start Material provided

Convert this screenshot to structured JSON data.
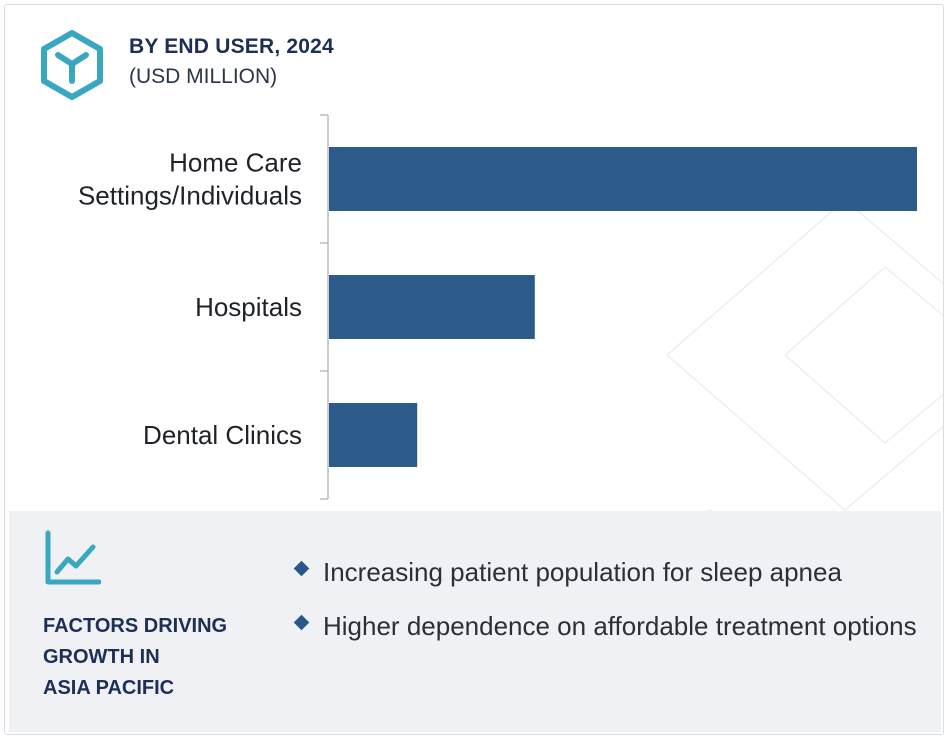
{
  "header": {
    "icon": "cube-icon",
    "title": "BY END USER, 2024",
    "subtitle": "(USD MILLION)"
  },
  "chart_data": {
    "type": "bar",
    "orientation": "horizontal",
    "categories": [
      [
        "Home Care",
        "Settings/Individuals"
      ],
      [
        "Hospitals"
      ],
      [
        "Dental Clinics"
      ]
    ],
    "values": [
      100,
      35,
      15
    ],
    "xlim": [
      0,
      100
    ],
    "bar_color": "#2c5a8a",
    "grid": false,
    "legend": "none"
  },
  "factors": {
    "icon": "trend-chart-icon",
    "title_lines": [
      "FACTORS DRIVING",
      "GROWTH IN",
      "ASIA PACIFIC"
    ],
    "items": [
      "Increasing patient population for sleep apnea",
      "Higher dependence on affordable treatment options"
    ]
  },
  "colors": {
    "accent": "#2c5a8a",
    "teal": "#3aa7c2",
    "heading": "#1d2f55",
    "panel": "#eff1f5"
  }
}
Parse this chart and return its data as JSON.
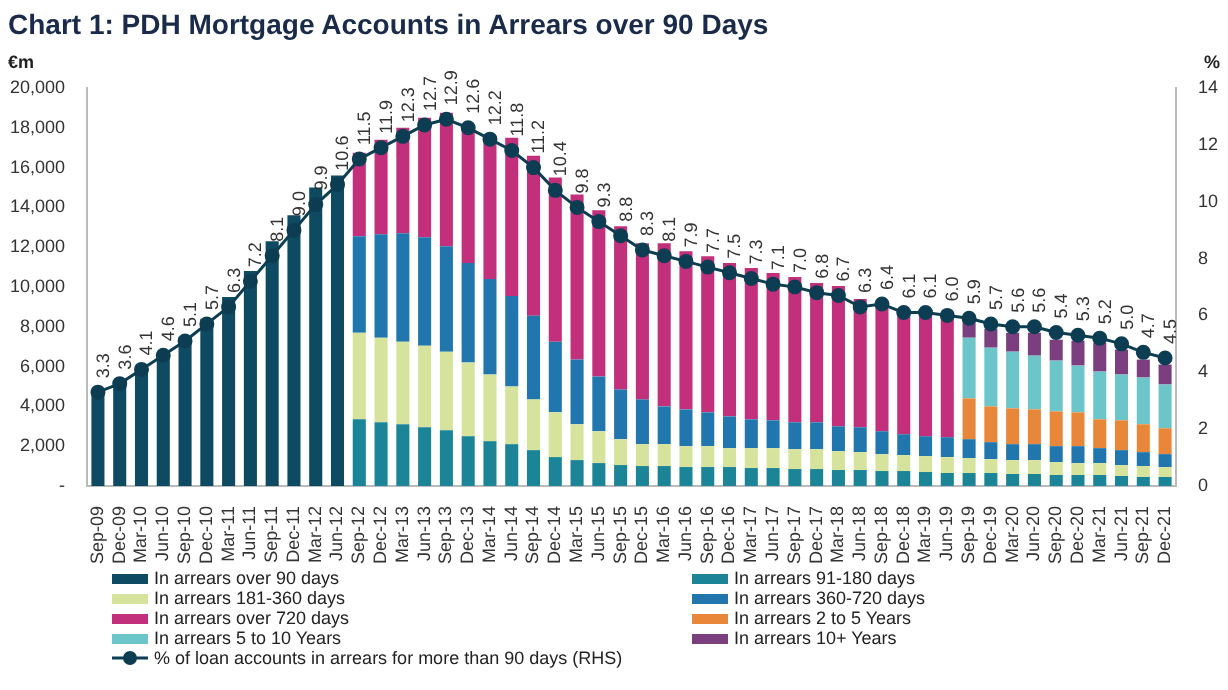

end Material provided

Task goal: In the copy, include no pictures; restate the listing above exactly.

Answer to the task:
Convert this screenshot to structured JSON data.
{
  "header": {
    "icon": "cube-icon",
    "title": "BY END USER, 2024",
    "subtitle": "(USD MILLION)"
  },
  "chart_data": {
    "type": "bar",
    "orientation": "horizontal",
    "categories": [
      [
        "Home Care",
        "Settings/Individuals"
      ],
      [
        "Hospitals"
      ],
      [
        "Dental Clinics"
      ]
    ],
    "values": [
      100,
      35,
      15
    ],
    "xlim": [
      0,
      100
    ],
    "bar_color": "#2c5a8a",
    "grid": false,
    "legend": "none"
  },
  "factors": {
    "icon": "trend-chart-icon",
    "title_lines": [
      "FACTORS DRIVING",
      "GROWTH IN",
      "ASIA PACIFIC"
    ],
    "items": [
      "Increasing patient population for sleep apnea",
      "Higher dependence on affordable treatment options"
    ]
  },
  "colors": {
    "accent": "#2c5a8a",
    "teal": "#3aa7c2",
    "heading": "#1d2f55",
    "panel": "#eff1f5"
  }
}
Parse this chart and return its data as JSON.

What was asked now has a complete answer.